◆ WHAT IS ASKED
Repeat the material verbatim and drop the pictures.

◆ THE RECORDS
▼▼▼
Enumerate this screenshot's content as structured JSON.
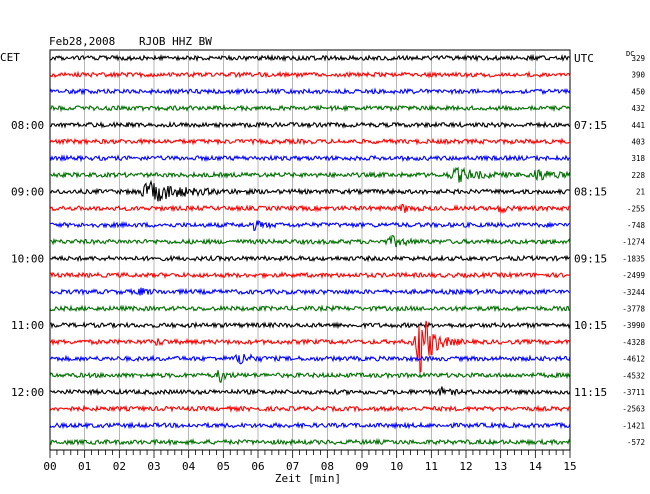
{
  "header": {
    "date": "Feb28,2008",
    "station": "RJOB HHZ BW",
    "left_tz": "CET",
    "right_tz": "UTC",
    "dc_label": "DC"
  },
  "chart_data": {
    "type": "line",
    "title": "Feb28,2008   RJOB HHZ BW",
    "xlabel": "Zeit [min]",
    "ylabel": "",
    "xlim": [
      0,
      15
    ],
    "x_ticks": [
      "00",
      "01",
      "02",
      "03",
      "04",
      "05",
      "06",
      "07",
      "08",
      "09",
      "10",
      "11",
      "12",
      "13",
      "14",
      "15"
    ],
    "grid": true,
    "trace_colors": [
      "#000000",
      "#ff0000",
      "#0000ff",
      "#007000"
    ],
    "left_time_labels": [
      {
        "trace": 4,
        "label": "08:00"
      },
      {
        "trace": 8,
        "label": "09:00"
      },
      {
        "trace": 12,
        "label": "10:00"
      },
      {
        "trace": 16,
        "label": "11:00"
      },
      {
        "trace": 20,
        "label": "12:00"
      }
    ],
    "right_time_labels": [
      {
        "trace": 0,
        "label": "UTC"
      },
      {
        "trace": 4,
        "label": "07:15"
      },
      {
        "trace": 8,
        "label": "08:15"
      },
      {
        "trace": 12,
        "label": "09:15"
      },
      {
        "trace": 16,
        "label": "10:15"
      },
      {
        "trace": 20,
        "label": "11:15"
      }
    ],
    "dc_offsets": [
      "329",
      "390",
      "450",
      "432",
      "441",
      "403",
      "318",
      "228",
      "21",
      "-255",
      "-748",
      "-1274",
      "-1835",
      "-2499",
      "-3244",
      "-3778",
      "-3990",
      "-4328",
      "-4612",
      "-4532",
      "-3711",
      "-2563",
      "-1421",
      "-572"
    ],
    "events": [
      {
        "trace": 7,
        "minute": 11.8,
        "amplitude": 0.35,
        "duration": 0.8
      },
      {
        "trace": 7,
        "minute": 14.1,
        "amplitude": 0.3,
        "duration": 0.6
      },
      {
        "trace": 8,
        "minute": 3.0,
        "amplitude": 0.55,
        "duration": 1.2
      },
      {
        "trace": 9,
        "minute": 10.2,
        "amplitude": 0.2,
        "duration": 0.3
      },
      {
        "trace": 9,
        "minute": 13.0,
        "amplitude": 0.25,
        "duration": 0.2
      },
      {
        "trace": 10,
        "minute": 5.9,
        "amplitude": 0.2,
        "duration": 0.4
      },
      {
        "trace": 11,
        "minute": 9.9,
        "amplitude": 0.25,
        "duration": 0.5
      },
      {
        "trace": 14,
        "minute": 2.6,
        "amplitude": 0.15,
        "duration": 0.4
      },
      {
        "trace": 17,
        "minute": 10.7,
        "amplitude": 1.9,
        "duration": 0.5
      },
      {
        "trace": 17,
        "minute": 3.1,
        "amplitude": 0.15,
        "duration": 0.3
      },
      {
        "trace": 18,
        "minute": 5.5,
        "amplitude": 0.35,
        "duration": 0.4
      },
      {
        "trace": 19,
        "minute": 4.9,
        "amplitude": 0.45,
        "duration": 0.2
      },
      {
        "trace": 20,
        "minute": 11.3,
        "amplitude": 0.2,
        "duration": 0.3
      }
    ]
  }
}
▲▲▲
◆ COMPLETE ANSWER
Enumerate this screenshot's content as structured JSON.
{
  "header": {
    "date": "Feb28,2008",
    "station": "RJOB HHZ BW",
    "left_tz": "CET",
    "right_tz": "UTC",
    "dc_label": "DC"
  },
  "chart_data": {
    "type": "line",
    "title": "Feb28,2008   RJOB HHZ BW",
    "xlabel": "Zeit [min]",
    "ylabel": "",
    "xlim": [
      0,
      15
    ],
    "x_ticks": [
      "00",
      "01",
      "02",
      "03",
      "04",
      "05",
      "06",
      "07",
      "08",
      "09",
      "10",
      "11",
      "12",
      "13",
      "14",
      "15"
    ],
    "grid": true,
    "trace_colors": [
      "#000000",
      "#ff0000",
      "#0000ff",
      "#007000"
    ],
    "left_time_labels": [
      {
        "trace": 4,
        "label": "08:00"
      },
      {
        "trace": 8,
        "label": "09:00"
      },
      {
        "trace": 12,
        "label": "10:00"
      },
      {
        "trace": 16,
        "label": "11:00"
      },
      {
        "trace": 20,
        "label": "12:00"
      }
    ],
    "right_time_labels": [
      {
        "trace": 0,
        "label": "UTC"
      },
      {
        "trace": 4,
        "label": "07:15"
      },
      {
        "trace": 8,
        "label": "08:15"
      },
      {
        "trace": 12,
        "label": "09:15"
      },
      {
        "trace": 16,
        "label": "10:15"
      },
      {
        "trace": 20,
        "label": "11:15"
      }
    ],
    "dc_offsets": [
      "329",
      "390",
      "450",
      "432",
      "441",
      "403",
      "318",
      "228",
      "21",
      "-255",
      "-748",
      "-1274",
      "-1835",
      "-2499",
      "-3244",
      "-3778",
      "-3990",
      "-4328",
      "-4612",
      "-4532",
      "-3711",
      "-2563",
      "-1421",
      "-572"
    ],
    "events": [
      {
        "trace": 7,
        "minute": 11.8,
        "amplitude": 0.35,
        "duration": 0.8
      },
      {
        "trace": 7,
        "minute": 14.1,
        "amplitude": 0.3,
        "duration": 0.6
      },
      {
        "trace": 8,
        "minute": 3.0,
        "amplitude": 0.55,
        "duration": 1.2
      },
      {
        "trace": 9,
        "minute": 10.2,
        "amplitude": 0.2,
        "duration": 0.3
      },
      {
        "trace": 9,
        "minute": 13.0,
        "amplitude": 0.25,
        "duration": 0.2
      },
      {
        "trace": 10,
        "minute": 5.9,
        "amplitude": 0.2,
        "duration": 0.4
      },
      {
        "trace": 11,
        "minute": 9.9,
        "amplitude": 0.25,
        "duration": 0.5
      },
      {
        "trace": 14,
        "minute": 2.6,
        "amplitude": 0.15,
        "duration": 0.4
      },
      {
        "trace": 17,
        "minute": 10.7,
        "amplitude": 1.9,
        "duration": 0.5
      },
      {
        "trace": 17,
        "minute": 3.1,
        "amplitude": 0.15,
        "duration": 0.3
      },
      {
        "trace": 18,
        "minute": 5.5,
        "amplitude": 0.35,
        "duration": 0.4
      },
      {
        "trace": 19,
        "minute": 4.9,
        "amplitude": 0.45,
        "duration": 0.2
      },
      {
        "trace": 20,
        "minute": 11.3,
        "amplitude": 0.2,
        "duration": 0.3
      }
    ]
  }
}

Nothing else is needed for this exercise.